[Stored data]

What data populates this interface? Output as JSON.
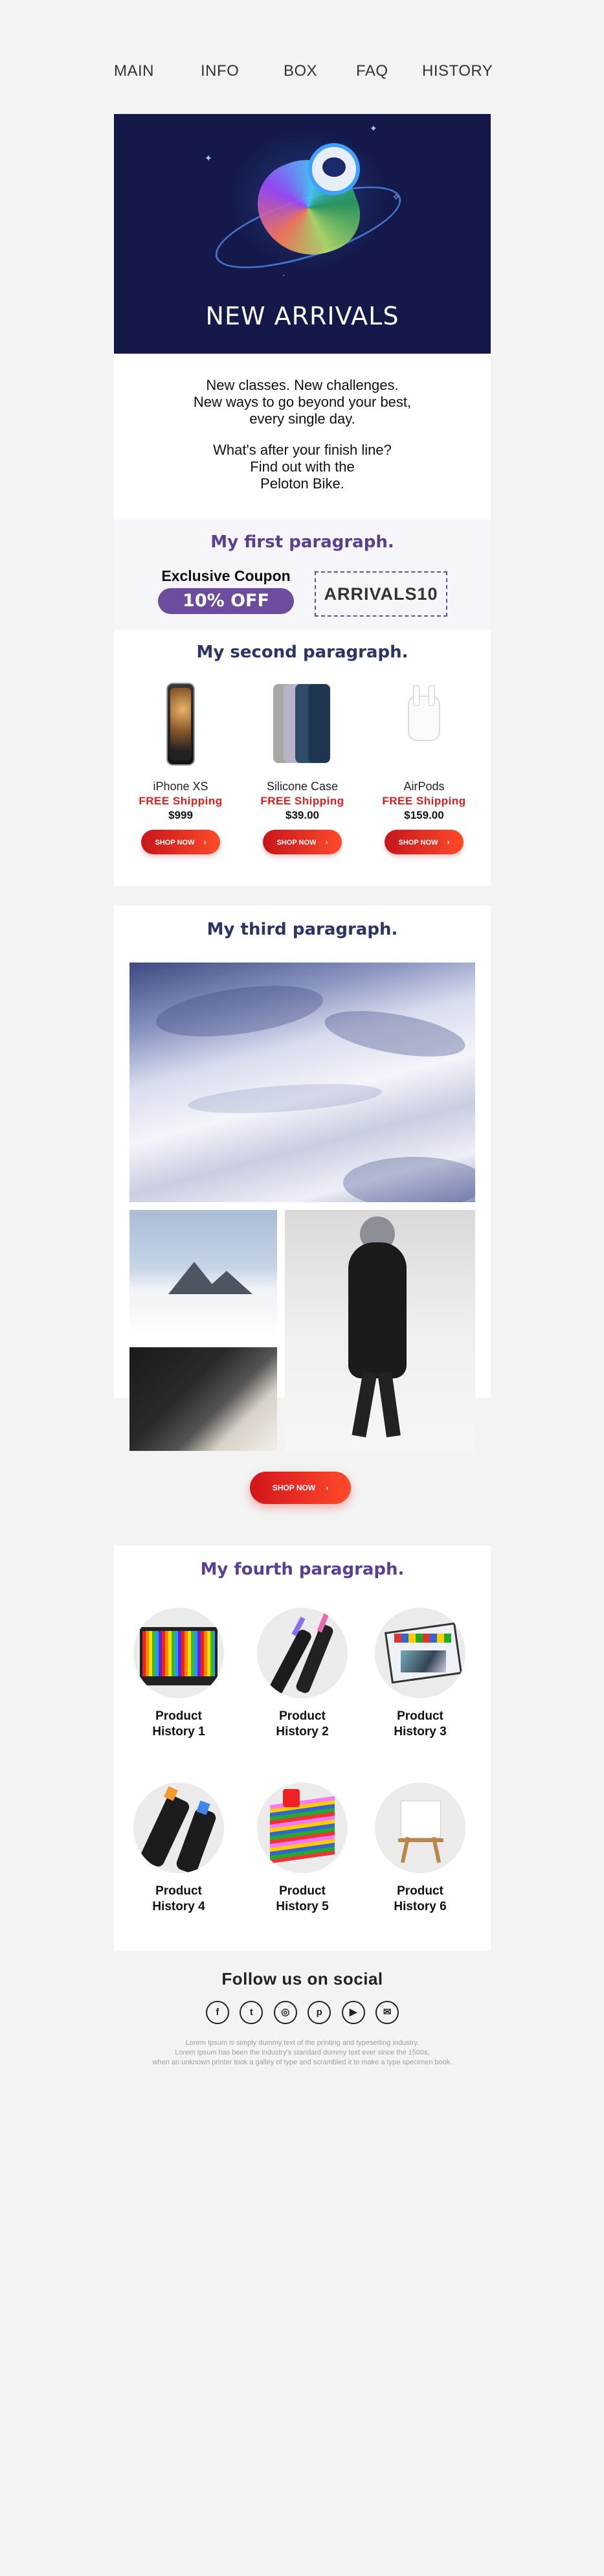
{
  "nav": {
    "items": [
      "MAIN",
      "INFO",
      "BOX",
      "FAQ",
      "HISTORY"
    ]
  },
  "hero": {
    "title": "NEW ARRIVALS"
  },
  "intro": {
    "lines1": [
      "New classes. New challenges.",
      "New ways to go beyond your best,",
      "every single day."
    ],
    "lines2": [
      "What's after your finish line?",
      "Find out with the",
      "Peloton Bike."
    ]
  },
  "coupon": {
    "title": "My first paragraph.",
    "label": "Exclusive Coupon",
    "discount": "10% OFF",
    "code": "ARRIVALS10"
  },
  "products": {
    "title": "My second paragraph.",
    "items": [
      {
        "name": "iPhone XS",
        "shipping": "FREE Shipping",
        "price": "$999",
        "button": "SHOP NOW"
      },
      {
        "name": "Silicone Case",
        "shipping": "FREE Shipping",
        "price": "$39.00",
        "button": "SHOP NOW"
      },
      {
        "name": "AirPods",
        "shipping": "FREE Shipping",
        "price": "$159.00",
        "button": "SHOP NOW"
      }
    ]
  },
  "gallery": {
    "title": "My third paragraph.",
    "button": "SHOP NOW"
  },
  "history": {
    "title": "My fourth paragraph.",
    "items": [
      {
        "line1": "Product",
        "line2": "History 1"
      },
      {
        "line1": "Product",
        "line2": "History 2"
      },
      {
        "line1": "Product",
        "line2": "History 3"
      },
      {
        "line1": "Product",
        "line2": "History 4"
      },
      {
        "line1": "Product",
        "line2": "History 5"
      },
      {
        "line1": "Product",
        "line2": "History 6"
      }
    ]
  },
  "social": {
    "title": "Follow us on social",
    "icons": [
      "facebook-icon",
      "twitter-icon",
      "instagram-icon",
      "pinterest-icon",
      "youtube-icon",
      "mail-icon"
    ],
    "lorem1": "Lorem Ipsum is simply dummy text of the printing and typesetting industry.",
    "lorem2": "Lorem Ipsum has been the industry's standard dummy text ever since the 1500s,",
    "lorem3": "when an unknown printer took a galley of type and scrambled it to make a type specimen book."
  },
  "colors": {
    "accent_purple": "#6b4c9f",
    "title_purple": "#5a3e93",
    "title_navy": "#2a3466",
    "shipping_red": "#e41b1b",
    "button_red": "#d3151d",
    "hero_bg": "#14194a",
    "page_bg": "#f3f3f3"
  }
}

---

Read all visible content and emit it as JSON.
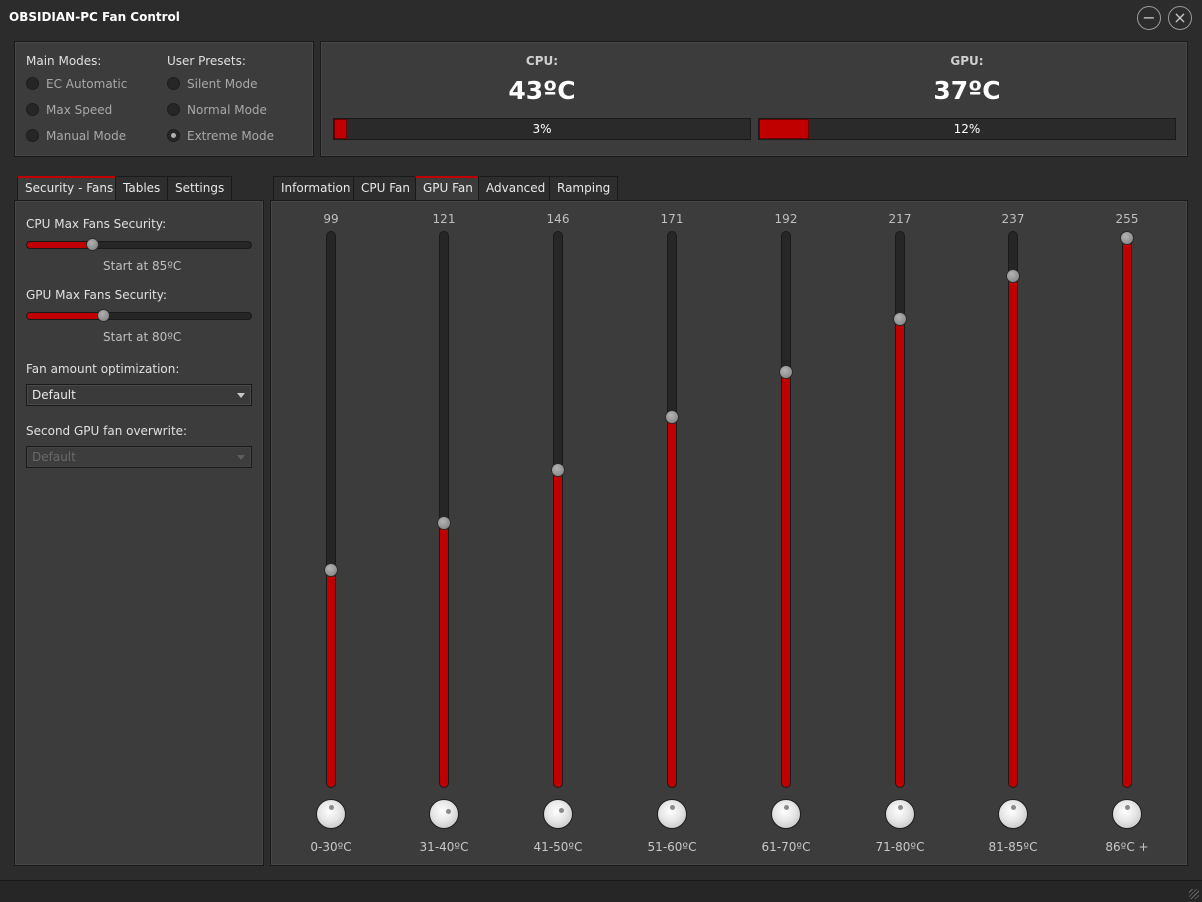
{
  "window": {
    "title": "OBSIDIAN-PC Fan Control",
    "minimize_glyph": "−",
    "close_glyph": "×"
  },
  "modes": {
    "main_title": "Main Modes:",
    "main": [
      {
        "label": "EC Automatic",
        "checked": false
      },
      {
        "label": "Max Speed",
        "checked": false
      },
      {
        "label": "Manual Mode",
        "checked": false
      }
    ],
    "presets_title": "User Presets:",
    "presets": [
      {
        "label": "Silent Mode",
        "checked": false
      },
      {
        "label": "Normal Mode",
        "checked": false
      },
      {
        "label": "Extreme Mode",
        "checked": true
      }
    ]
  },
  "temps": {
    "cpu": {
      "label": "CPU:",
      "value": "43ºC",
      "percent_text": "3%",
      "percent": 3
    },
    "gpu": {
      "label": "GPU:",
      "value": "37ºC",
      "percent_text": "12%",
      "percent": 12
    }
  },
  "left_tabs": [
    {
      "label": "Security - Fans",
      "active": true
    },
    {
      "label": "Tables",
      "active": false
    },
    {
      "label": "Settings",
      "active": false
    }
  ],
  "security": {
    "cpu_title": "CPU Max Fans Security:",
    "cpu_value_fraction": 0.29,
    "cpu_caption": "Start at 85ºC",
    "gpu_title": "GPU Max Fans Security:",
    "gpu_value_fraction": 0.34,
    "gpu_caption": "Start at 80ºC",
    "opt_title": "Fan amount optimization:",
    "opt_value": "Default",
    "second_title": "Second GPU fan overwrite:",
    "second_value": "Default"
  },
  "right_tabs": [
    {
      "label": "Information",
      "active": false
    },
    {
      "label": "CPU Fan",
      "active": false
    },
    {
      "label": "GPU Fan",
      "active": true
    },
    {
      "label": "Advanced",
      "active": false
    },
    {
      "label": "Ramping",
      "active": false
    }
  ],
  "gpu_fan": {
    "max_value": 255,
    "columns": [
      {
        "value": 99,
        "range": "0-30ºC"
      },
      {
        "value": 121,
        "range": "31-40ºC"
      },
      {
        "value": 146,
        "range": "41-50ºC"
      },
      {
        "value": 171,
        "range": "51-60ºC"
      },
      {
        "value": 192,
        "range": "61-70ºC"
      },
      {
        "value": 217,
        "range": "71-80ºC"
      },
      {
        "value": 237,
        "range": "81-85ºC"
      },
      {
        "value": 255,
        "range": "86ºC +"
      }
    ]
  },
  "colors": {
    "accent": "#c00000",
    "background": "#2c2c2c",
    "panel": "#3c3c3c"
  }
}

**SHORT PROBLEM**
Out of the material above, gather each line where "What" appears.

**SOLUTION TO THIS EXERCISE**
What data populates this interface? Output as JSON.
      "What's after your finish line?",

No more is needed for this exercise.